Dataset rows about figures
start

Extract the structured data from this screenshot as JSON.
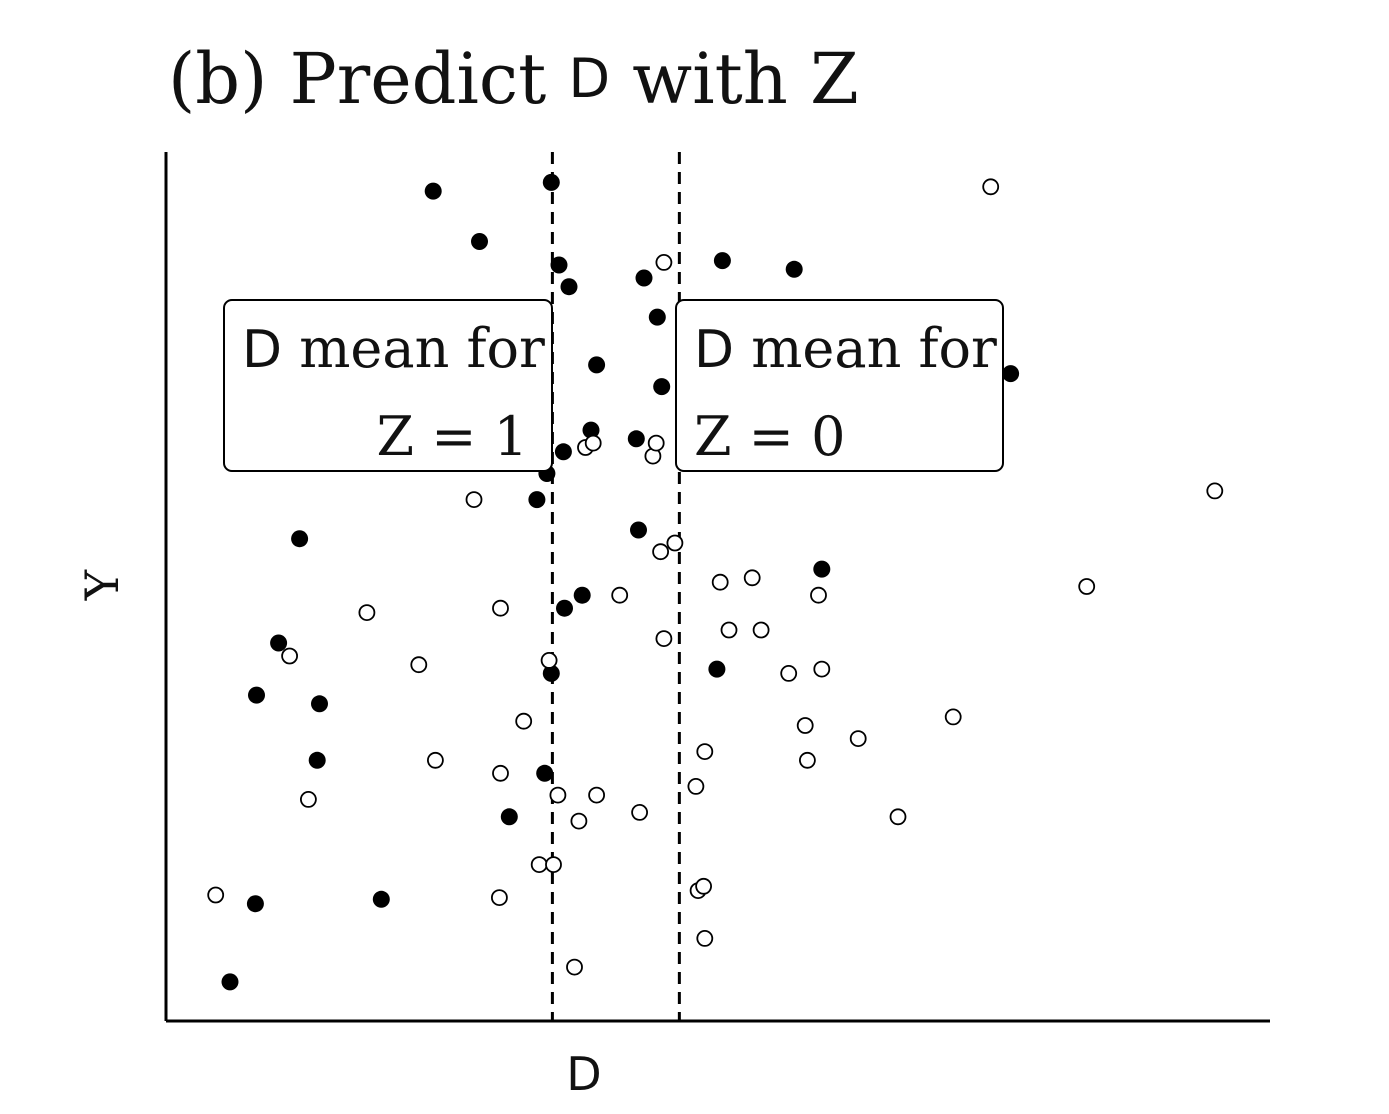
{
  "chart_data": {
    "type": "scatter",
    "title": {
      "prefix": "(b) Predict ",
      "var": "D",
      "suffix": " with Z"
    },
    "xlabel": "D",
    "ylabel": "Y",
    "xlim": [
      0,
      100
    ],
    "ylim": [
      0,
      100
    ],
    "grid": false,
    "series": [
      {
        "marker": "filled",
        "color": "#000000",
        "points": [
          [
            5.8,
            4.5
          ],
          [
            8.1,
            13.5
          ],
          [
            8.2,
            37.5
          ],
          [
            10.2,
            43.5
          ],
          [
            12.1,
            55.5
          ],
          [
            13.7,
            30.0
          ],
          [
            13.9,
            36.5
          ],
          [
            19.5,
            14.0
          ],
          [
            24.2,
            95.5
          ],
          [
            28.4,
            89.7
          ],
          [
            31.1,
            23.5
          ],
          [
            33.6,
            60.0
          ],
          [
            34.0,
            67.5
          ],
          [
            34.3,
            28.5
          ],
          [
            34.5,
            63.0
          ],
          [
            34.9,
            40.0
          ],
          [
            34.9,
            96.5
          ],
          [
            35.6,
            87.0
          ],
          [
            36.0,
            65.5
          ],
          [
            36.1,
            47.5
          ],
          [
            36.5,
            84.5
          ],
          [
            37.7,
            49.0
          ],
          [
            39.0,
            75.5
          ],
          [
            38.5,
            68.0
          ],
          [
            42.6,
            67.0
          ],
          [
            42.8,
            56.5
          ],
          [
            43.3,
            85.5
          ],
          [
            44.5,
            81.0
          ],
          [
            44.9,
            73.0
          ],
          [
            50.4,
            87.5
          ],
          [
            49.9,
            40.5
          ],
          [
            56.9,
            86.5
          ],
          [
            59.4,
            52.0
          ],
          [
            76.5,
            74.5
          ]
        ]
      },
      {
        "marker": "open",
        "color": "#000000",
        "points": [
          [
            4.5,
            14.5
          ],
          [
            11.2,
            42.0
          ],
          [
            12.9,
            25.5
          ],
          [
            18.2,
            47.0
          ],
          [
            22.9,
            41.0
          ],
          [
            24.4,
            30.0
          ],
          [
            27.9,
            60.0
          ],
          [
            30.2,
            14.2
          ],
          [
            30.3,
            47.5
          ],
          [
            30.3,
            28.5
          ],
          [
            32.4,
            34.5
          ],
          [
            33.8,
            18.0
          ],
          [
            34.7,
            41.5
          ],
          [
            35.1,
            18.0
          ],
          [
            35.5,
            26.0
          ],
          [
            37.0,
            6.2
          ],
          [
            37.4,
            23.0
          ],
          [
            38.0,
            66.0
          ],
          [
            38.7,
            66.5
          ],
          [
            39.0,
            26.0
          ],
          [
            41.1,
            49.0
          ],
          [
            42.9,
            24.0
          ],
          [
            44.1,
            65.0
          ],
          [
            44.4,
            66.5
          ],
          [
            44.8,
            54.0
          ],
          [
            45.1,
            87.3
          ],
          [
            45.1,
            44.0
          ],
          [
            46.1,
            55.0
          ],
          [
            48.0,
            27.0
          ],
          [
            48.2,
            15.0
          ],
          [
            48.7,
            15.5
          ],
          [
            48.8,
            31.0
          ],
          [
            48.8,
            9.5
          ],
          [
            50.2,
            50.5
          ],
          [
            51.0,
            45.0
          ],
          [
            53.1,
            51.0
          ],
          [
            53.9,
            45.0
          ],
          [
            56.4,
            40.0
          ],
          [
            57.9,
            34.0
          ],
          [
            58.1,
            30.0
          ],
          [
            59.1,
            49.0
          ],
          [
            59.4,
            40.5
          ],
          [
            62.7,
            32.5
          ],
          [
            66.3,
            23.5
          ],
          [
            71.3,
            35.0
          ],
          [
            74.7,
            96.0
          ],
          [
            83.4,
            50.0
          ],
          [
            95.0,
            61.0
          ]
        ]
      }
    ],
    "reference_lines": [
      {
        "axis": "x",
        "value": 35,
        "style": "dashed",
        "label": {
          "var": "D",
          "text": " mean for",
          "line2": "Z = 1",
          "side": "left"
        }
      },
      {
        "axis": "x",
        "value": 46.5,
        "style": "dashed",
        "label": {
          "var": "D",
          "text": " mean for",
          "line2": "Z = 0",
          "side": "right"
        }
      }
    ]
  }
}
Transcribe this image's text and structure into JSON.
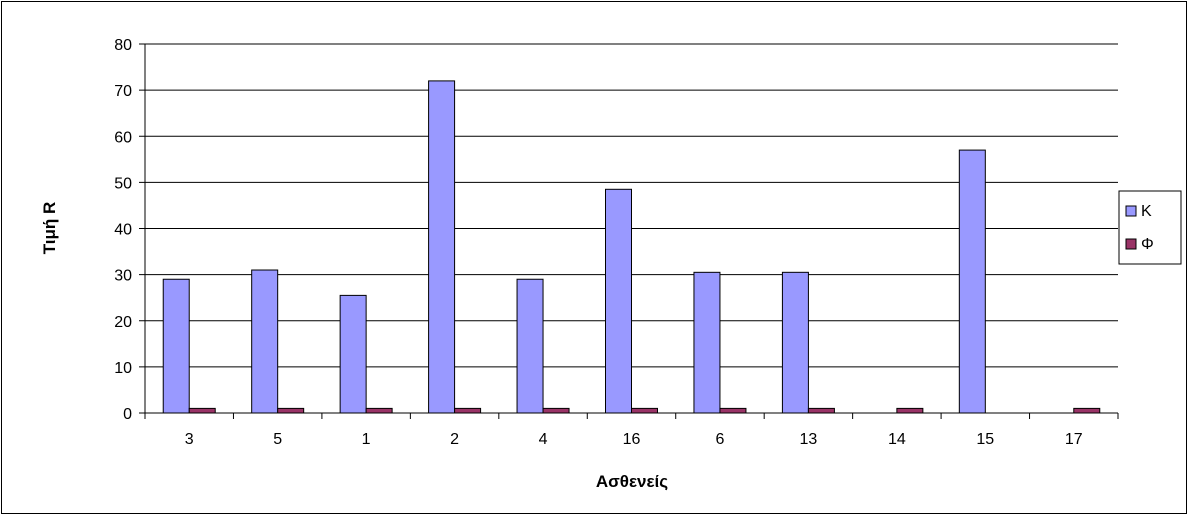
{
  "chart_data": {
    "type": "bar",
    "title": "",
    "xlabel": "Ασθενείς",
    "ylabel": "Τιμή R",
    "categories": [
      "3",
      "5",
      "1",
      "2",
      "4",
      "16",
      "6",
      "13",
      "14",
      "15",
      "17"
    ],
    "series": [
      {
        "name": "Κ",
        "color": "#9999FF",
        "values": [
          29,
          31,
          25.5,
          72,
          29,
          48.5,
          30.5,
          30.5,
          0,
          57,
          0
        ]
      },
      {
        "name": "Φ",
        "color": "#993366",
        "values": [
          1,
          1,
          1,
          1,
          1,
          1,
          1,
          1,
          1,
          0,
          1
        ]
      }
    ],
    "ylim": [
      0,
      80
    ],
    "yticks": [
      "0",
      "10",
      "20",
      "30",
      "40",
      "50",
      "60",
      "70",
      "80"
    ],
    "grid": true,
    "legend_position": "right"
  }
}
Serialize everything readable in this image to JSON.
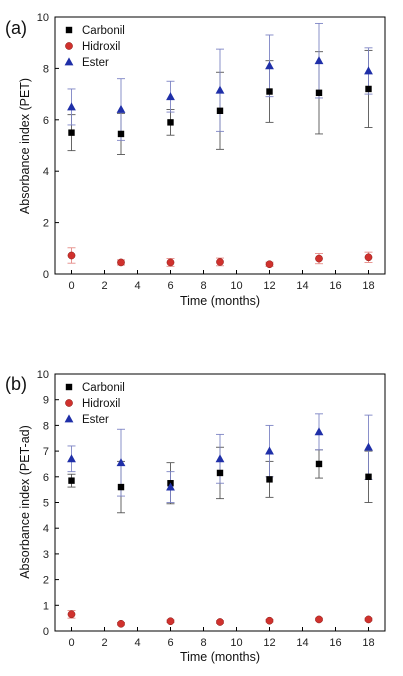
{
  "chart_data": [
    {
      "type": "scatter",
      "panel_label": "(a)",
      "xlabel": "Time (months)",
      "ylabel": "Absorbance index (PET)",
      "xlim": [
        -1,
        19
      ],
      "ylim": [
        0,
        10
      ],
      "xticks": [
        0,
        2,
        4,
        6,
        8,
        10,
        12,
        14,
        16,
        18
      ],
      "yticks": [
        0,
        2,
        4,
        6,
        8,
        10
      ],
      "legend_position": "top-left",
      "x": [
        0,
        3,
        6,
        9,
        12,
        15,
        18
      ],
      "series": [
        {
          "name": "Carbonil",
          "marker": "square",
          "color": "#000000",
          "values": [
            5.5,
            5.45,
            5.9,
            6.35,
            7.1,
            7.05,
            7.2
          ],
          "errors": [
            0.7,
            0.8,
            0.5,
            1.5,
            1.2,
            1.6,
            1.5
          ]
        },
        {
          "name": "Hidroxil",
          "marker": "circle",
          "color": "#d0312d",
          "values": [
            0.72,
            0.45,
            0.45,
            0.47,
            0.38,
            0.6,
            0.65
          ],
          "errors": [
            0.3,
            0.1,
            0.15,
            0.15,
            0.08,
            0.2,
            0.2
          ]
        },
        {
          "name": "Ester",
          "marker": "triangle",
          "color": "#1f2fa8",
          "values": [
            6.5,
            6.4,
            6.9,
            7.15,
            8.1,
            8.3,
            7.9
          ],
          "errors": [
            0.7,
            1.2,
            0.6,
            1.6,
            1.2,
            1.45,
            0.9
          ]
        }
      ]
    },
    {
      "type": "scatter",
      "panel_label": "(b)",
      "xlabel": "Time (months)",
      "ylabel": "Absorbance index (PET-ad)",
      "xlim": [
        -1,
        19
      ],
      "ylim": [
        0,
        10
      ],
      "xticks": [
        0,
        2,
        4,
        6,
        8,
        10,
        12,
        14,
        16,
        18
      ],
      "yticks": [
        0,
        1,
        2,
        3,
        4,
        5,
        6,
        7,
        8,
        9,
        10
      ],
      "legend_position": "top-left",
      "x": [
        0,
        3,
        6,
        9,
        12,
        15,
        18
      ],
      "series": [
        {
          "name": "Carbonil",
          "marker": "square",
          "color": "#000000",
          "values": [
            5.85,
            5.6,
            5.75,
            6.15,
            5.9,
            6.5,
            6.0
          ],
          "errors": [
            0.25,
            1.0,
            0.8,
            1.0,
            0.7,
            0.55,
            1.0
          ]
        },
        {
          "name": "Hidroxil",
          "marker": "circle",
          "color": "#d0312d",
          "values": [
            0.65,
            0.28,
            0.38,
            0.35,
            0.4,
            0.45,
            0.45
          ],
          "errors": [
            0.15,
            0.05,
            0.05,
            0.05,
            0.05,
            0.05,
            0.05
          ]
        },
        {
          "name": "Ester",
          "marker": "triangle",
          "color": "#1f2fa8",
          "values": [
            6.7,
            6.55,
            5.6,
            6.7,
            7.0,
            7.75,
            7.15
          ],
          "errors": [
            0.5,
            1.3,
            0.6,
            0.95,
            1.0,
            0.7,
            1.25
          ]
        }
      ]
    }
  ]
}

end

## YOUR TASK
From the listing above, collect each line in which the string "ylabel" appears.

## THE RESPONSE
    "ylabel": "Y",
    "ylabel": "Τιμή R",
      "ylabel": "Absorbance index (PET)",
      "ylabel": "Absorbance index (PET-ad)",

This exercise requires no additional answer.